-- start --

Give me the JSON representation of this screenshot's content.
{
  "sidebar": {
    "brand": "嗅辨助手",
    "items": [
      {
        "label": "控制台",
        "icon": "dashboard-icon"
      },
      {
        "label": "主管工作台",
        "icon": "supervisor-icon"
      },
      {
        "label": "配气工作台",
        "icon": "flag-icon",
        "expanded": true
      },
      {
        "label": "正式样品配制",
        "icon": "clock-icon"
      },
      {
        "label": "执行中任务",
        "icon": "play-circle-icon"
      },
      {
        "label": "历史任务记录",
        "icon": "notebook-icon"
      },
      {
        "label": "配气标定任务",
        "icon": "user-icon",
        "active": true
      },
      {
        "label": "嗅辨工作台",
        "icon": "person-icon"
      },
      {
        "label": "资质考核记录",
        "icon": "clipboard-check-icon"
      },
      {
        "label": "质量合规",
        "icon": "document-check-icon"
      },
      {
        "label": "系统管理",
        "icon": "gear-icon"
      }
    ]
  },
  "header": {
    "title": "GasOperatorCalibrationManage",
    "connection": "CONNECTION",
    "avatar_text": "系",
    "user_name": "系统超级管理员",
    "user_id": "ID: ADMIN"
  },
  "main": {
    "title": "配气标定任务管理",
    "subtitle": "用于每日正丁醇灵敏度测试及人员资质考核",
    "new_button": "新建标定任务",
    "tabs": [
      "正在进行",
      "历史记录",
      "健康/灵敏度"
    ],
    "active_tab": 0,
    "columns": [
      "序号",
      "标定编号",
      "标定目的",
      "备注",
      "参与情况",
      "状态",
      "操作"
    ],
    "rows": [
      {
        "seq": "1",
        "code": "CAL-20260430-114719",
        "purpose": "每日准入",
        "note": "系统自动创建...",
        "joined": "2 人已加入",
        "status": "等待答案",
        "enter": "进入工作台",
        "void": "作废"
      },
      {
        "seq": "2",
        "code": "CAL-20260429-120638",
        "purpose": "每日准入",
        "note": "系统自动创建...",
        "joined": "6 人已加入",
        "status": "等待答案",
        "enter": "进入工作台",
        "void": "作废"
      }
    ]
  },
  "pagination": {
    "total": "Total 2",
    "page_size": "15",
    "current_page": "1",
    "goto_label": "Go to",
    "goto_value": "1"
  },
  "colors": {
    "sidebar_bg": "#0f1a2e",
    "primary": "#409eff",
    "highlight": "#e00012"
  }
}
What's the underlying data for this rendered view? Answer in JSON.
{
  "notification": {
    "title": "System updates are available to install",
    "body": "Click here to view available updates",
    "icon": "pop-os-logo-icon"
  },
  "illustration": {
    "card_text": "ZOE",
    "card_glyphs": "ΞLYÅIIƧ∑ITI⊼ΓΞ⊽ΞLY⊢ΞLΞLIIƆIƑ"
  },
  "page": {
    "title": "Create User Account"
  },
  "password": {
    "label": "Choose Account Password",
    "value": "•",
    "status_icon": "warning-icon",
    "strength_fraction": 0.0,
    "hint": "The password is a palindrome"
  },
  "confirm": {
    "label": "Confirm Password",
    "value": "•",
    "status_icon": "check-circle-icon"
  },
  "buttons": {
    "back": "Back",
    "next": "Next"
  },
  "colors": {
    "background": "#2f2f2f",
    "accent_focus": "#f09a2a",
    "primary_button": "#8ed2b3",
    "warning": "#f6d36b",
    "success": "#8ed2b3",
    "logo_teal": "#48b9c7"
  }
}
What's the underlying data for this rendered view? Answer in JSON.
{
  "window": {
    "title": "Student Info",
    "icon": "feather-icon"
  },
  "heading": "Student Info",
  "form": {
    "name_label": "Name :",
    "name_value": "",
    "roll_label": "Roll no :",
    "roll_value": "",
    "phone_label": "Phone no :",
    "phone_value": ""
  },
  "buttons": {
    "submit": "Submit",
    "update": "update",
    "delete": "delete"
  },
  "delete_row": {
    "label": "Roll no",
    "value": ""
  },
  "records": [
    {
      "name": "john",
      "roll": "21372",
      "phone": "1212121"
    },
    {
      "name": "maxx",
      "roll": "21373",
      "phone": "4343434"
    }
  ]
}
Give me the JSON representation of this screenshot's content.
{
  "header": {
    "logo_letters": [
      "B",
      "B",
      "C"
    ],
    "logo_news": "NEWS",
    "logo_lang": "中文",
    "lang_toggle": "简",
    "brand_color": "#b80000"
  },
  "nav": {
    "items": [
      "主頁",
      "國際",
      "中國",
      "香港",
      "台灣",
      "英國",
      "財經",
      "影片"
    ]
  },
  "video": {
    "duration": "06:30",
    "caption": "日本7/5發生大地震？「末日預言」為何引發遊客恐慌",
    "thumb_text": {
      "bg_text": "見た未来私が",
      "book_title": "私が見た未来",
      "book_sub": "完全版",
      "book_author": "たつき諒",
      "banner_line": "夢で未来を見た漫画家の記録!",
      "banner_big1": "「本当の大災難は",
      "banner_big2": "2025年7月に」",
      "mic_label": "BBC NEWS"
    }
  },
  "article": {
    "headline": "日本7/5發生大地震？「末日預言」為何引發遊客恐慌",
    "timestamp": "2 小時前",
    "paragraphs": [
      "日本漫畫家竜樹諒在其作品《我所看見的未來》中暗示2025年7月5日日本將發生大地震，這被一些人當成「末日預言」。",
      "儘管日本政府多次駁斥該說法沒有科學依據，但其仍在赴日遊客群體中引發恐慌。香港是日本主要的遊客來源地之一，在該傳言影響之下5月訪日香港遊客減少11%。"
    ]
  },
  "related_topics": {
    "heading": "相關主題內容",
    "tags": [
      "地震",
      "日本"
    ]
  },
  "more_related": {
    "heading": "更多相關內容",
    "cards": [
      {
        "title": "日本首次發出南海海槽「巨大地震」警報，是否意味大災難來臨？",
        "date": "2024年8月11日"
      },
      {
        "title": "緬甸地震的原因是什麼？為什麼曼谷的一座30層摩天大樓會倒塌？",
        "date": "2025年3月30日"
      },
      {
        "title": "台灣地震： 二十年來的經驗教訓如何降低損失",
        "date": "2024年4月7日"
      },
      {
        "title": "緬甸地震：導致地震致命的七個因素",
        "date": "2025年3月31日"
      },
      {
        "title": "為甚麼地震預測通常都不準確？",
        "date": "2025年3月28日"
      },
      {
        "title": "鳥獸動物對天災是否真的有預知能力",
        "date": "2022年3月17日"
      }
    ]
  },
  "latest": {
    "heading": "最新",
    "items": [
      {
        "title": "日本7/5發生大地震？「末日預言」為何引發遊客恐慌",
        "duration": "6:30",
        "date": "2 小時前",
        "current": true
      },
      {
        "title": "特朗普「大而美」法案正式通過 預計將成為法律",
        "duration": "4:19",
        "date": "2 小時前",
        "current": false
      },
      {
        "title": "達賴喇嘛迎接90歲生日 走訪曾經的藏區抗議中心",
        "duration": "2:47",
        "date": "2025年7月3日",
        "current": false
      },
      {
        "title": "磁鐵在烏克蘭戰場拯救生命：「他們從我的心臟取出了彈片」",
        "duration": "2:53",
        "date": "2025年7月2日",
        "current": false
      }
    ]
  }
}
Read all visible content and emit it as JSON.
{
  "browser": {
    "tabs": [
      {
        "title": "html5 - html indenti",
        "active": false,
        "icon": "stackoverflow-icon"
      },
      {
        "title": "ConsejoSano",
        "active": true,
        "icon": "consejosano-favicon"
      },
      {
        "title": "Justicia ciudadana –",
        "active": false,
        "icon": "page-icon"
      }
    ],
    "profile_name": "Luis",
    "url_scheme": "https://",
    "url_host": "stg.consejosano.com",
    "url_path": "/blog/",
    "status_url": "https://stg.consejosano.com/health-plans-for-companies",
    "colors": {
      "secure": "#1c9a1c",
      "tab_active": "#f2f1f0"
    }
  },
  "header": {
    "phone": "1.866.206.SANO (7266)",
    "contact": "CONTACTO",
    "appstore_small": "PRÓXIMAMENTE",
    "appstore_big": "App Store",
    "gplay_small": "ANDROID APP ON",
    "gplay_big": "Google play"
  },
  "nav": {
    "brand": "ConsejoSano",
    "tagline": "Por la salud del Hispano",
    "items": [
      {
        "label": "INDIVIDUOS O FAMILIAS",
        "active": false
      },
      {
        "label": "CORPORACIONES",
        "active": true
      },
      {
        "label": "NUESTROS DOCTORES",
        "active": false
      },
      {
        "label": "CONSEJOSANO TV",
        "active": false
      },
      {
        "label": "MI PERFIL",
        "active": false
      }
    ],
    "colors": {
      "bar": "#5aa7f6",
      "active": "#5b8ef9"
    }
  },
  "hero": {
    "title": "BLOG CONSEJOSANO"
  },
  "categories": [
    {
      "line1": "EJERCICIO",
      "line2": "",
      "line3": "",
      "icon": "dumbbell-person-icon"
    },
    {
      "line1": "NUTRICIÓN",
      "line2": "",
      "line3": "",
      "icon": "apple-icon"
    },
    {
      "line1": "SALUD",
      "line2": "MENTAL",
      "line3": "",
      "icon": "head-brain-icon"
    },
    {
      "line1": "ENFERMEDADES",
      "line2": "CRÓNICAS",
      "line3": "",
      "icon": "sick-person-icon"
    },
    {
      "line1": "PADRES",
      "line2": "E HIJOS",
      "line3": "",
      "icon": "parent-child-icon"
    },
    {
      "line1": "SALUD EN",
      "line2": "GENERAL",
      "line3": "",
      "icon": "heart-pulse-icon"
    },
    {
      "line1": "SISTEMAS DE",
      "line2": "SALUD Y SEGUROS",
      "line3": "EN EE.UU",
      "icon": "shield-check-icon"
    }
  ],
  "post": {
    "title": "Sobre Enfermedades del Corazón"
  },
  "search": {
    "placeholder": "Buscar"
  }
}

-- end --

◆ **EXERCISE PROMPT**: Search the preceding listing for the word "available" and pull out every line that holds it.

◆ **EXERCISE RESULT**:
    "title": "System updates are available to install",
    "body": "Click here to view available updates",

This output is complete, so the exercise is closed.